*WHAT THE TASK ASKS*. Going through the material below, please gather all lines with the word "Vrouwen" in them.

Figure dataset records:
_ _ _
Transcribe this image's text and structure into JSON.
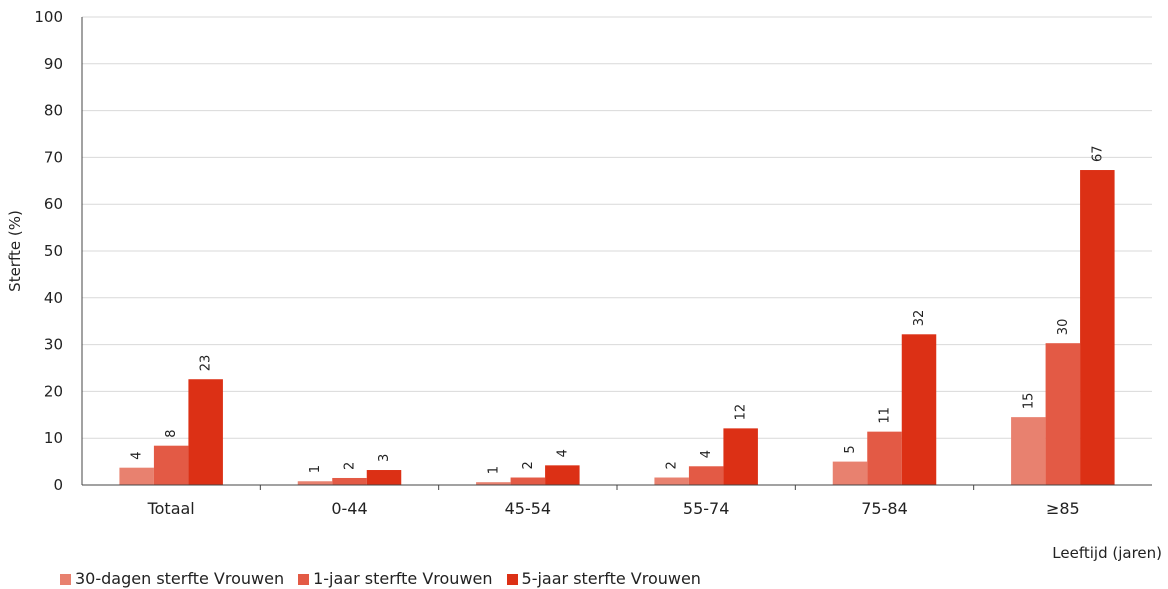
{
  "chart_data": {
    "type": "bar",
    "ylabel": "Sterfte (%)",
    "xlabel": "Leeftijd (jaren)",
    "ylim": [
      0,
      100
    ],
    "yticks": [
      0,
      10,
      20,
      30,
      40,
      50,
      60,
      70,
      80,
      90,
      100
    ],
    "grid": true,
    "legend_position": "bottom-left",
    "categories": [
      "Totaal",
      "0-44",
      "45-54",
      "55-74",
      "75-84",
      "≥85"
    ],
    "series": [
      {
        "name": "30-dagen sterfte Vrouwen",
        "color": "#e8816f",
        "values": [
          3.7,
          0.8,
          0.6,
          1.6,
          5.0,
          14.5
        ],
        "labels": [
          "4",
          "1",
          "1",
          "2",
          "5",
          "15"
        ]
      },
      {
        "name": "1-jaar sterfte Vrouwen",
        "color": "#e35a45",
        "values": [
          8.4,
          1.5,
          1.6,
          4.0,
          11.4,
          30.3
        ],
        "labels": [
          "8",
          "2",
          "2",
          "4",
          "11",
          "30"
        ]
      },
      {
        "name": "5-jaar sterfte Vrouwen",
        "color": "#dc3015",
        "values": [
          22.6,
          3.2,
          4.2,
          12.1,
          32.2,
          67.3
        ],
        "labels": [
          "23",
          "3",
          "4",
          "12",
          "32",
          "67"
        ]
      }
    ]
  }
}
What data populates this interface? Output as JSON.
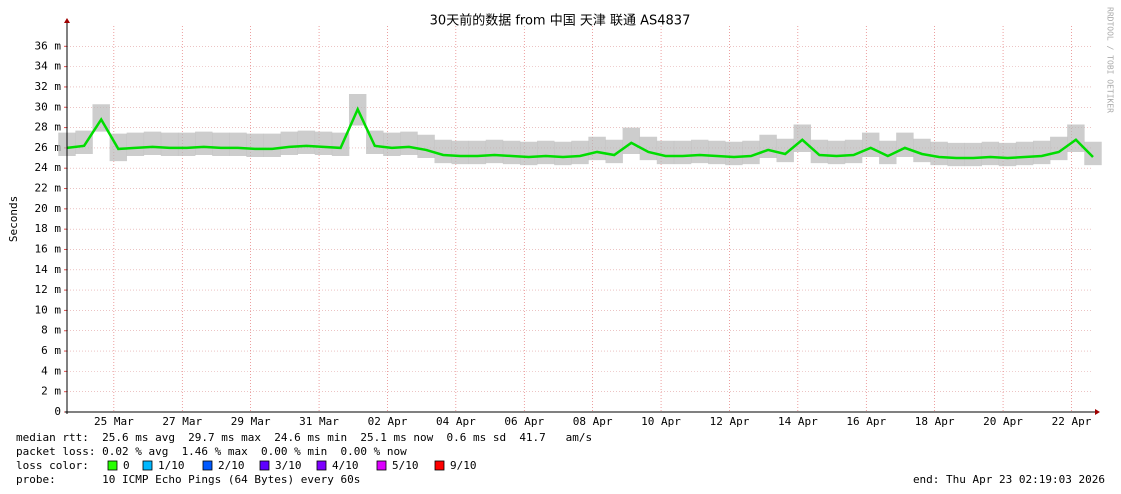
{
  "chart_data": {
    "type": "line",
    "title": "30天前的数据 from 中国 天津 联通 AS4837",
    "ylabel": "Seconds",
    "watermark": "RRDTOOL / TOBI OETIKER",
    "x": [
      0,
      0.5,
      1,
      1.5,
      2,
      2.5,
      3,
      3.5,
      4,
      4.5,
      5,
      5.5,
      6,
      6.5,
      7,
      7.5,
      8,
      8.5,
      9,
      9.5,
      10,
      10.5,
      11,
      11.5,
      12,
      12.5,
      13,
      13.5,
      14,
      14.5,
      15,
      15.5,
      16,
      16.5,
      17,
      17.5,
      18,
      18.5,
      19,
      19.5,
      20,
      20.5,
      21,
      21.5,
      22,
      22.5,
      23,
      23.5,
      24,
      24.5,
      25,
      25.5,
      26,
      26.5,
      27,
      27.5,
      28,
      28.5,
      29,
      29.5,
      30
    ],
    "series": [
      {
        "color": "#00dd00",
        "values": [
          0.026,
          0.0262,
          0.0288,
          0.0259,
          0.026,
          0.0261,
          0.026,
          0.026,
          0.0261,
          0.026,
          0.026,
          0.0259,
          0.0259,
          0.0261,
          0.0262,
          0.0261,
          0.026,
          0.0298,
          0.0262,
          0.026,
          0.0261,
          0.0258,
          0.0253,
          0.0252,
          0.0252,
          0.0253,
          0.0252,
          0.0251,
          0.0252,
          0.0251,
          0.0252,
          0.0256,
          0.0253,
          0.0265,
          0.0256,
          0.0252,
          0.0252,
          0.0253,
          0.0252,
          0.0251,
          0.0252,
          0.0258,
          0.0254,
          0.0268,
          0.0253,
          0.0252,
          0.0253,
          0.026,
          0.0252,
          0.026,
          0.0254,
          0.0251,
          0.025,
          0.025,
          0.0251,
          0.025,
          0.0251,
          0.0252,
          0.0256,
          0.0268,
          0.0251
        ]
      }
    ],
    "band": {
      "color": "#b8b8b8",
      "low": [
        0.0252,
        0.0254,
        0.0276,
        0.0247,
        0.0252,
        0.0253,
        0.0252,
        0.0252,
        0.0253,
        0.0252,
        0.0252,
        0.0251,
        0.0251,
        0.0253,
        0.0254,
        0.0253,
        0.0252,
        0.0282,
        0.0254,
        0.0252,
        0.0253,
        0.025,
        0.0245,
        0.0244,
        0.0244,
        0.0245,
        0.0244,
        0.0243,
        0.0244,
        0.0243,
        0.0244,
        0.0248,
        0.0245,
        0.0254,
        0.0248,
        0.0244,
        0.0244,
        0.0245,
        0.0244,
        0.0243,
        0.0244,
        0.025,
        0.0246,
        0.0256,
        0.0245,
        0.0244,
        0.0245,
        0.0251,
        0.0244,
        0.0251,
        0.0246,
        0.0243,
        0.0242,
        0.0242,
        0.0243,
        0.0242,
        0.0243,
        0.0244,
        0.0248,
        0.0256,
        0.0243
      ],
      "high": [
        0.0275,
        0.0277,
        0.0303,
        0.0274,
        0.0275,
        0.0276,
        0.0275,
        0.0275,
        0.0276,
        0.0275,
        0.0275,
        0.0274,
        0.0274,
        0.0276,
        0.0277,
        0.0276,
        0.0275,
        0.0313,
        0.0277,
        0.0275,
        0.0276,
        0.0273,
        0.0268,
        0.0267,
        0.0267,
        0.0268,
        0.0267,
        0.0266,
        0.0267,
        0.0266,
        0.0267,
        0.0271,
        0.0268,
        0.028,
        0.0271,
        0.0267,
        0.0267,
        0.0268,
        0.0267,
        0.0266,
        0.0267,
        0.0273,
        0.0269,
        0.0283,
        0.0268,
        0.0267,
        0.0268,
        0.0275,
        0.0267,
        0.0275,
        0.0269,
        0.0266,
        0.0265,
        0.0265,
        0.0266,
        0.0265,
        0.0266,
        0.0267,
        0.0271,
        0.0283,
        0.0266
      ]
    },
    "xlim": [
      0,
      30
    ],
    "xticks": [
      {
        "value": 1.37,
        "label": "25 Mar"
      },
      {
        "value": 3.37,
        "label": "27 Mar"
      },
      {
        "value": 5.37,
        "label": "29 Mar"
      },
      {
        "value": 7.37,
        "label": "31 Mar"
      },
      {
        "value": 9.37,
        "label": "02 Apr"
      },
      {
        "value": 11.37,
        "label": "04 Apr"
      },
      {
        "value": 13.37,
        "label": "06 Apr"
      },
      {
        "value": 15.37,
        "label": "08 Apr"
      },
      {
        "value": 17.37,
        "label": "10 Apr"
      },
      {
        "value": 19.37,
        "label": "12 Apr"
      },
      {
        "value": 21.37,
        "label": "14 Apr"
      },
      {
        "value": 23.37,
        "label": "16 Apr"
      },
      {
        "value": 25.37,
        "label": "18 Apr"
      },
      {
        "value": 27.37,
        "label": "20 Apr"
      },
      {
        "value": 29.37,
        "label": "22 Apr"
      }
    ],
    "ylim": [
      0,
      0.038
    ],
    "yticks": [
      0,
      {
        "value": 0.002,
        "label": "2 m"
      },
      {
        "value": 0.004,
        "label": "4 m"
      },
      {
        "value": 0.006,
        "label": "6 m"
      },
      {
        "value": 0.008,
        "label": "8 m"
      },
      {
        "value": 0.01,
        "label": "10 m"
      },
      {
        "value": 0.012,
        "label": "12 m"
      },
      {
        "value": 0.014,
        "label": "14 m"
      },
      {
        "value": 0.016,
        "label": "16 m"
      },
      {
        "value": 0.018,
        "label": "18 m"
      },
      {
        "value": 0.02,
        "label": "20 m"
      },
      {
        "value": 0.022,
        "label": "22 m"
      },
      {
        "value": 0.024,
        "label": "24 m"
      },
      {
        "value": 0.026,
        "label": "26 m"
      },
      {
        "value": 0.028,
        "label": "28 m"
      },
      {
        "value": 0.03,
        "label": "30 m"
      },
      {
        "value": 0.032,
        "label": "32 m"
      },
      {
        "value": 0.034,
        "label": "34 m"
      },
      {
        "value": 0.036,
        "label": "36 m"
      }
    ],
    "grid": true,
    "stats": [
      "median rtt:  25.6 ms avg  29.7 ms max  24.6 ms min  25.1 ms now  0.6 ms sd  41.7   am/s",
      "packet loss: 0.02 % avg  1.46 % max  0.00 % min  0.00 % now"
    ],
    "loss_title": "loss color:",
    "loss_colors": [
      {
        "label": "0",
        "color": "#26ff00"
      },
      {
        "label": "1/10",
        "color": "#00b8ff"
      },
      {
        "label": "2/10",
        "color": "#0059ff"
      },
      {
        "label": "3/10",
        "color": "#5e00ff"
      },
      {
        "label": "4/10",
        "color": "#7e00ff"
      },
      {
        "label": "5/10",
        "color": "#dd00ff"
      },
      {
        "label": "9/10",
        "color": "#ff0000"
      }
    ],
    "probe": "probe:       10 ICMP Echo Pings (64 Bytes) every 60s",
    "end": "end: Thu Apr 23 02:19:03 2026"
  }
}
_ _ _
*COMPLETED EXERCISE*.
        "name": "30-dagen sterfte Vrouwen",
        "name": "1-jaar sterfte Vrouwen",
        "name": "5-jaar sterfte Vrouwen",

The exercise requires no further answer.